━━ Given records

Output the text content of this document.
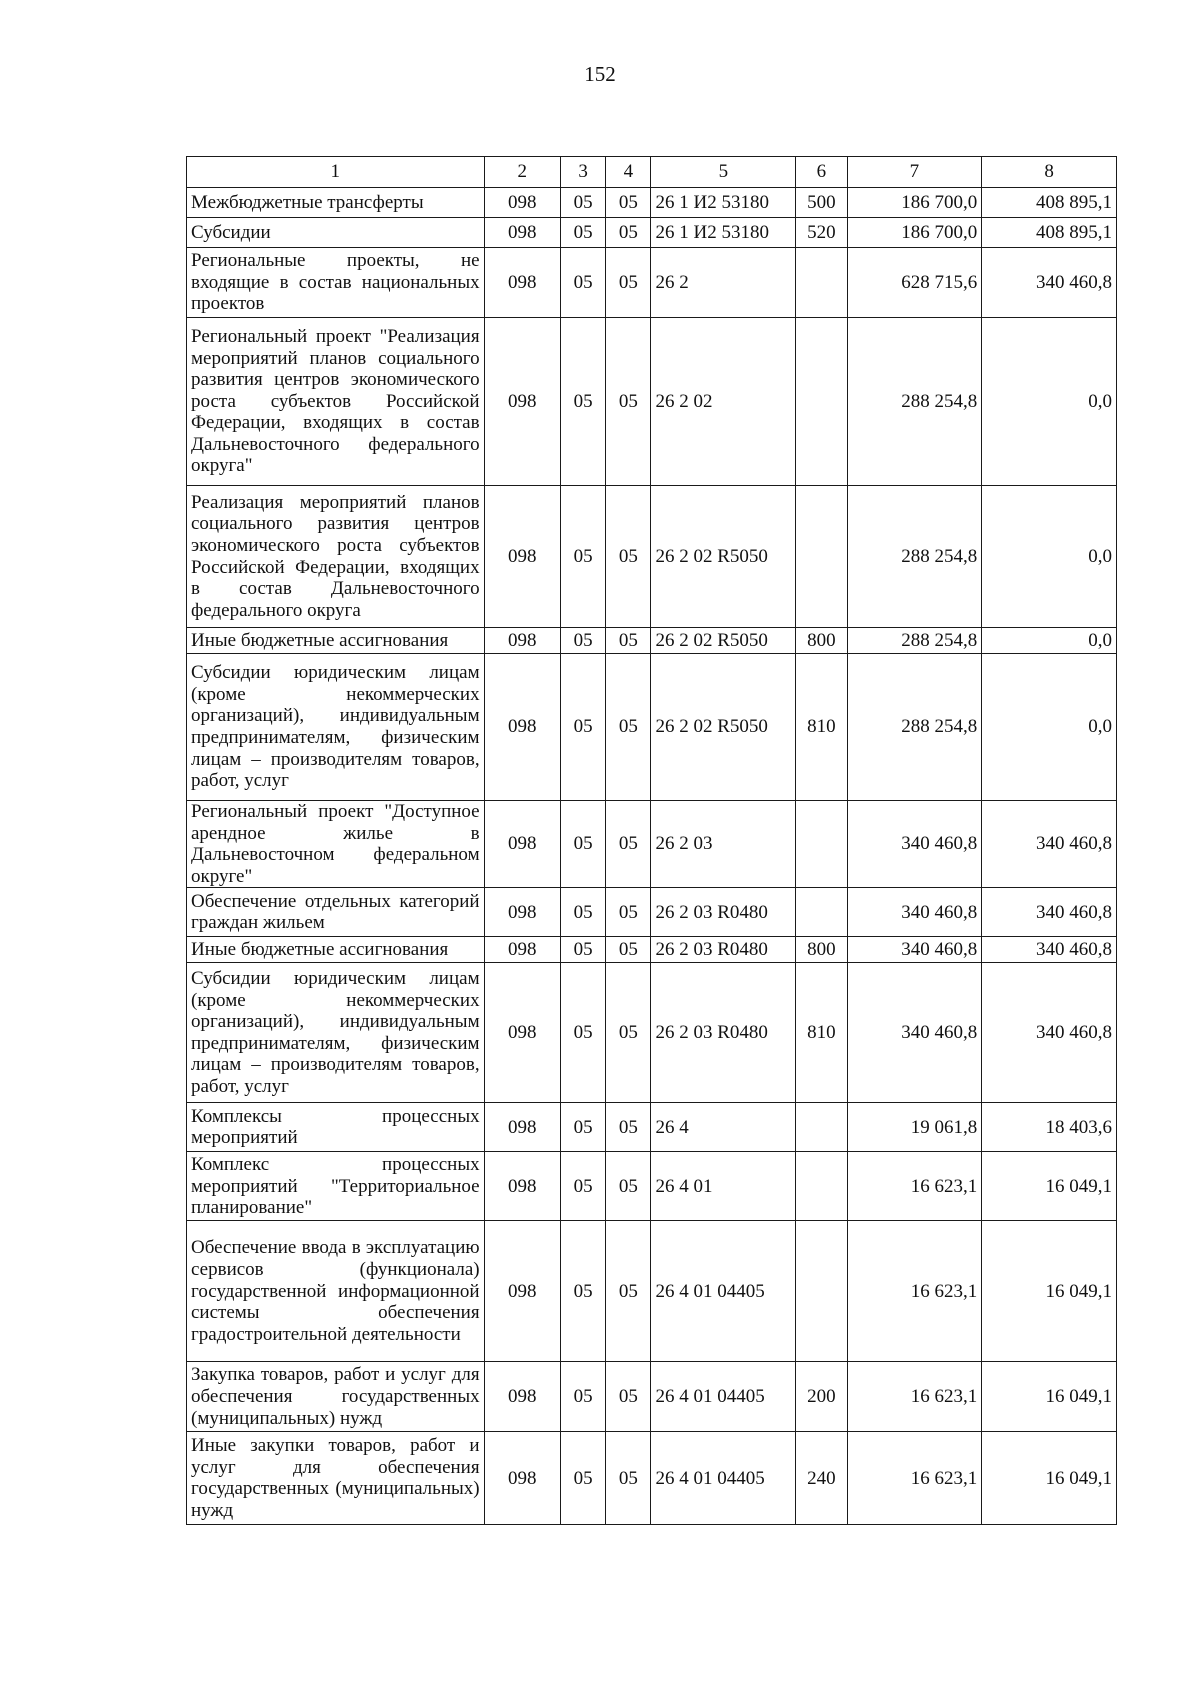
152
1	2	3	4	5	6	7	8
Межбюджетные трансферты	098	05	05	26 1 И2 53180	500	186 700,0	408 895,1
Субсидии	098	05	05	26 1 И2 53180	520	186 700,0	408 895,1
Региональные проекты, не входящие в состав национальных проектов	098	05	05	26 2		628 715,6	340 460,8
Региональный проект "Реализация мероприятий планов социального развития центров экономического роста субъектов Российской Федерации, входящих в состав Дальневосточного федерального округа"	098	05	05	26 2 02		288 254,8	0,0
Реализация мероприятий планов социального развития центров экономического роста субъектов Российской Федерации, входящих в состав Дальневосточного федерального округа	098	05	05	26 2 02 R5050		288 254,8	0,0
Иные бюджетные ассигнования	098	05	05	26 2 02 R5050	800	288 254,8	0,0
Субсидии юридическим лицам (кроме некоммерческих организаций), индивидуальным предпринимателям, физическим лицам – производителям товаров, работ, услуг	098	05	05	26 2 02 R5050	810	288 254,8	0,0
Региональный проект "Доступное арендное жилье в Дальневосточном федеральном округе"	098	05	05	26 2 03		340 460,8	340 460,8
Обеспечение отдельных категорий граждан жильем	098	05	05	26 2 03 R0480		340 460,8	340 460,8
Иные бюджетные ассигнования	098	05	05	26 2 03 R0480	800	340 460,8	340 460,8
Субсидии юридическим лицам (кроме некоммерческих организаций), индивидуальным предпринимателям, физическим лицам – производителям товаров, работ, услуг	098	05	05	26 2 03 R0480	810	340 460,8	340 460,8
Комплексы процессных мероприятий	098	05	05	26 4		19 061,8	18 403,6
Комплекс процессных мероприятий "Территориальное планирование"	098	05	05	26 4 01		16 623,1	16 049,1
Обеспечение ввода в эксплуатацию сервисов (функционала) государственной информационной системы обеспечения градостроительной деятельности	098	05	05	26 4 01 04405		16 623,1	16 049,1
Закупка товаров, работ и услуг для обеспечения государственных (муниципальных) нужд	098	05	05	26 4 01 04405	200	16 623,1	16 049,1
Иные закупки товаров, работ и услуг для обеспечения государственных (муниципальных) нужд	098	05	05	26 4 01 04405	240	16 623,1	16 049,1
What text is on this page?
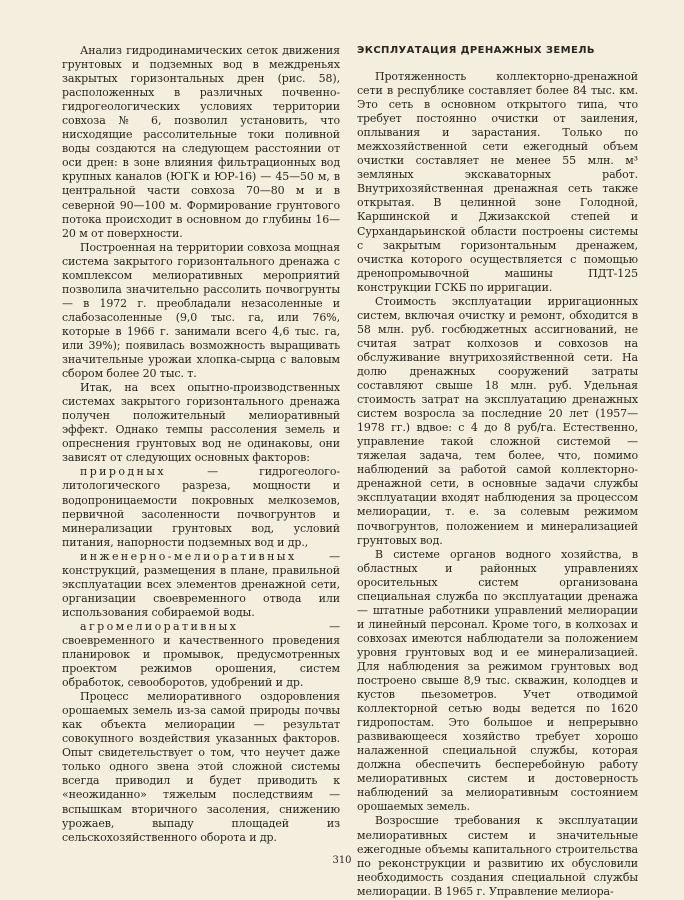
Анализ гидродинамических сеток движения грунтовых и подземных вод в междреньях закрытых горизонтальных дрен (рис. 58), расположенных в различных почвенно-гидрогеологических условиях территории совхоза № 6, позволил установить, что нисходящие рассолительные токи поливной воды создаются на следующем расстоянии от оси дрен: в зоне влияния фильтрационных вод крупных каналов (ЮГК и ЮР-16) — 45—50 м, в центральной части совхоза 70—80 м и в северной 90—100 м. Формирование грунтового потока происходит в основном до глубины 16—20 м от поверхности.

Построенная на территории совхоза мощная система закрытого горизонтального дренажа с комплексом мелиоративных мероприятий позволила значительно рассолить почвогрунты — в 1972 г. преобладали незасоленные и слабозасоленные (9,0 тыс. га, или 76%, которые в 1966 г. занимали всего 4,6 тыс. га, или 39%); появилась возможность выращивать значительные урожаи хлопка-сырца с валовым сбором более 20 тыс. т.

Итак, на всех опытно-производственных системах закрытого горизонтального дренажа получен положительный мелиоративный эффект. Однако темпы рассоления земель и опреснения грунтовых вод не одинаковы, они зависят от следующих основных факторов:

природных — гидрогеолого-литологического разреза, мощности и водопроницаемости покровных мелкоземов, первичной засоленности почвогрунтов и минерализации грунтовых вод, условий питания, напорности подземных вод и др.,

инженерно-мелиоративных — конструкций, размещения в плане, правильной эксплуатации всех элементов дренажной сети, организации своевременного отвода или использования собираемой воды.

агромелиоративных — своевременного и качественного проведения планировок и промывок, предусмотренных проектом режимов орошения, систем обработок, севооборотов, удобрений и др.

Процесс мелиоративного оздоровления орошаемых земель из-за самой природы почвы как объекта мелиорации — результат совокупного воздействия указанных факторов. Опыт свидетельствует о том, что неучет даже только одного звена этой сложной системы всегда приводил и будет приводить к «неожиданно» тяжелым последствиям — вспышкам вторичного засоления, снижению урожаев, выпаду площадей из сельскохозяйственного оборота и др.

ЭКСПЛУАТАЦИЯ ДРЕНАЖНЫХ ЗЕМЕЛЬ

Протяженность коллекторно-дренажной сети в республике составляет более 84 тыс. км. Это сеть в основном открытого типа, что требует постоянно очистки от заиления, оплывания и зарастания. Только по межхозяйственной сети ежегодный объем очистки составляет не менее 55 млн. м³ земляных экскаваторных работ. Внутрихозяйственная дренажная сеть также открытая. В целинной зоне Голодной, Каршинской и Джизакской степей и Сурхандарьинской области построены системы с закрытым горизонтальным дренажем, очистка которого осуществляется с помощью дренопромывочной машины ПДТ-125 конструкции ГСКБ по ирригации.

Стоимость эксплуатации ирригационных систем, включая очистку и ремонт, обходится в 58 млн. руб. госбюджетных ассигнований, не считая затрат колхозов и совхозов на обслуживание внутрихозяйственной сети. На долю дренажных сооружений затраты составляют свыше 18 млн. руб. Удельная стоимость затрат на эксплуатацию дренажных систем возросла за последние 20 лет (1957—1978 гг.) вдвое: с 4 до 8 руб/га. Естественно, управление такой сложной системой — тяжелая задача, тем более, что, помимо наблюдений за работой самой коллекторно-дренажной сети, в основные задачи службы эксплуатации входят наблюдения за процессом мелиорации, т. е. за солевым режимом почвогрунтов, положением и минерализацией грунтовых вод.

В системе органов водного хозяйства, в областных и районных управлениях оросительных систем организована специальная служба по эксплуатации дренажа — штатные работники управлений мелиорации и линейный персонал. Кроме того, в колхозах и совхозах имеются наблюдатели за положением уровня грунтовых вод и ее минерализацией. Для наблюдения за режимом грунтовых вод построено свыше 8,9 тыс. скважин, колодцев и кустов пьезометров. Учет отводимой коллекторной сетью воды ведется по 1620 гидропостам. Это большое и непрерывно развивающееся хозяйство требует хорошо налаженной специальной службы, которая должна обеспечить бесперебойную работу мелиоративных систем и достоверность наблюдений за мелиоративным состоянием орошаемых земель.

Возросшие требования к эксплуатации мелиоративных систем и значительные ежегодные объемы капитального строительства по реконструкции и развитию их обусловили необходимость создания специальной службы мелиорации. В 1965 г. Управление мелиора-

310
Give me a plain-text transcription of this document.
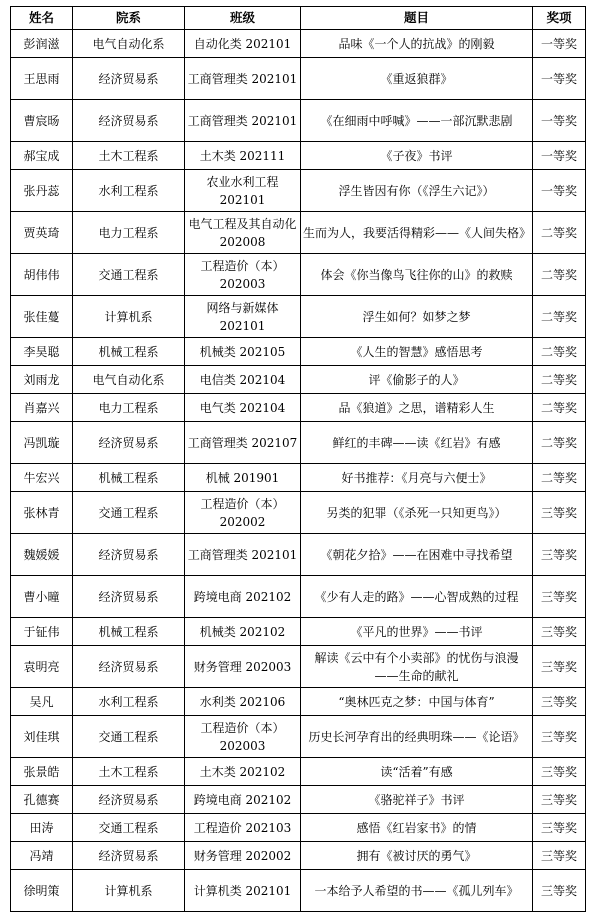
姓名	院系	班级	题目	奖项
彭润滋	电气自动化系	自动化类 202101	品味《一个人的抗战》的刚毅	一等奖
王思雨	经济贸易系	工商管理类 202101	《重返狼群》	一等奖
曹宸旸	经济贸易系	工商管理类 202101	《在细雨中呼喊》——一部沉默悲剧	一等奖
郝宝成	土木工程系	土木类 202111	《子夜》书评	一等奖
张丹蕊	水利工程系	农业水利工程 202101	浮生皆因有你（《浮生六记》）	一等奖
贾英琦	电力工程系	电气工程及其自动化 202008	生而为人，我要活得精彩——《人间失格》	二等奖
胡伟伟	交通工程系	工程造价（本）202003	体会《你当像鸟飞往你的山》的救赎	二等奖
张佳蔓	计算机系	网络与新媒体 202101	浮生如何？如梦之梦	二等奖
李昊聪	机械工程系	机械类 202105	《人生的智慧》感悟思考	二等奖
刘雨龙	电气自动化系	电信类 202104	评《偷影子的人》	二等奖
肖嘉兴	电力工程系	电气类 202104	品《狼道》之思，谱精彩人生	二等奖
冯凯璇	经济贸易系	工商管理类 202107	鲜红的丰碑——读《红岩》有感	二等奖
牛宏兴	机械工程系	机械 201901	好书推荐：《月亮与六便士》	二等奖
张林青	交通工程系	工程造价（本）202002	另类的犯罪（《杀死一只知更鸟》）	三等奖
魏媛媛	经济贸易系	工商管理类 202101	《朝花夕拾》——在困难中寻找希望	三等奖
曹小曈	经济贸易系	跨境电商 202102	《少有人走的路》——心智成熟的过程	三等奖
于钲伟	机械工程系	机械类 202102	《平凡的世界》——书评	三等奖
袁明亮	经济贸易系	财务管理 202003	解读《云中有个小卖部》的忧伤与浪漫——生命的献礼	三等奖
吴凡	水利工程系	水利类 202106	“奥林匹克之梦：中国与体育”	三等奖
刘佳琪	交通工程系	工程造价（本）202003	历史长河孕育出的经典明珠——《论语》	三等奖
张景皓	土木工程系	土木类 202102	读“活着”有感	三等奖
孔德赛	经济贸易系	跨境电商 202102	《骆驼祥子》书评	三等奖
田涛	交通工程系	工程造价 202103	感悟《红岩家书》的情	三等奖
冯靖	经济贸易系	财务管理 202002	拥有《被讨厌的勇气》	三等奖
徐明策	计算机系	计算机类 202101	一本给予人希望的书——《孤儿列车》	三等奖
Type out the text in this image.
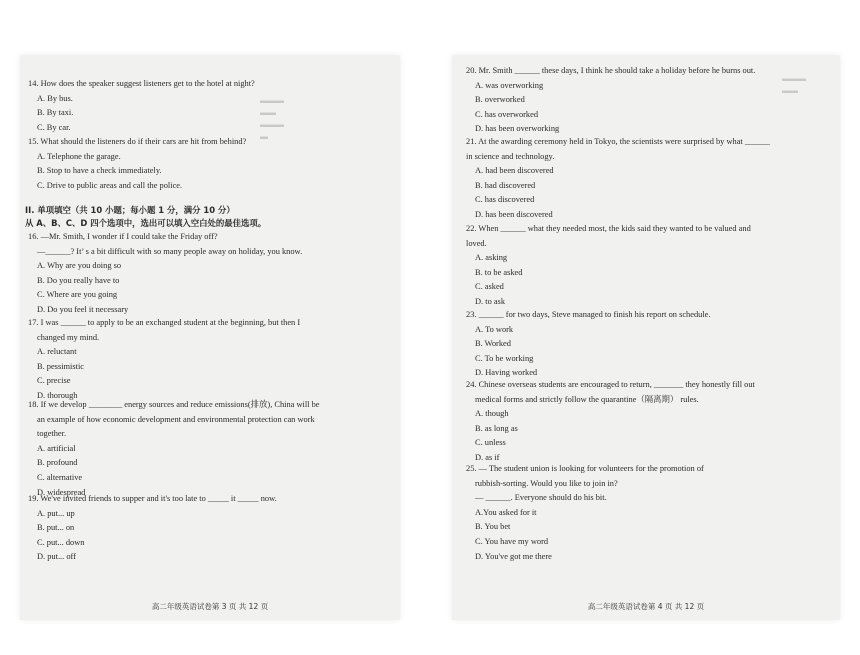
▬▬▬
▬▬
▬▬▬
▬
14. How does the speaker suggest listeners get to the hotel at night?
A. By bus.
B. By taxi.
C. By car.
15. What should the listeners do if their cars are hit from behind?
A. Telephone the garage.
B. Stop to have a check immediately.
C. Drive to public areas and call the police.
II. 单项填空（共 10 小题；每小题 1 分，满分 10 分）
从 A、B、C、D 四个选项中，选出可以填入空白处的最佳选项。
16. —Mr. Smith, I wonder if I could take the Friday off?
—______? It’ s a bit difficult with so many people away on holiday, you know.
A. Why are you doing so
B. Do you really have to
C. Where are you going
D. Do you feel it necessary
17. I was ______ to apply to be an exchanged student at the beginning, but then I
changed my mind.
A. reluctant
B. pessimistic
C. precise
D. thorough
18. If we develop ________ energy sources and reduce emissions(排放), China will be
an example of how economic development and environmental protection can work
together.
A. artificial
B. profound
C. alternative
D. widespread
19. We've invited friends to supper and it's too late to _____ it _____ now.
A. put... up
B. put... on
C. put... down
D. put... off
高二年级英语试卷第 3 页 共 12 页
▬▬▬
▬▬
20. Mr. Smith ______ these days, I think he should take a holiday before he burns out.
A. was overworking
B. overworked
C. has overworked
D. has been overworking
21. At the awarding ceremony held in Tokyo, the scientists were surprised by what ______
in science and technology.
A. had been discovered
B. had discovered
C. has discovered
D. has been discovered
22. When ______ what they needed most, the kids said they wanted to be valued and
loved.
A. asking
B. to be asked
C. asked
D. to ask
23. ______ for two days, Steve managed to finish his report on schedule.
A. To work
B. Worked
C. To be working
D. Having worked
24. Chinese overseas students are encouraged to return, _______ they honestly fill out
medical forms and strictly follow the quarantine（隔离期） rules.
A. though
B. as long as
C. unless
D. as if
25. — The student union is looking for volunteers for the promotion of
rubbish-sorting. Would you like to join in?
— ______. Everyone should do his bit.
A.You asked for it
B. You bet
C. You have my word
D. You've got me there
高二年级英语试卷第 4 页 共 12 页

━━━━

What you are asked to do: Scan the material above. Copy each line that holds the word "holiday".

Complete response:
—______? It’ s a bit difficult with so many people away on holiday, you know.
20. Mr. Smith ______ these days, I think he should take a holiday before he burns out.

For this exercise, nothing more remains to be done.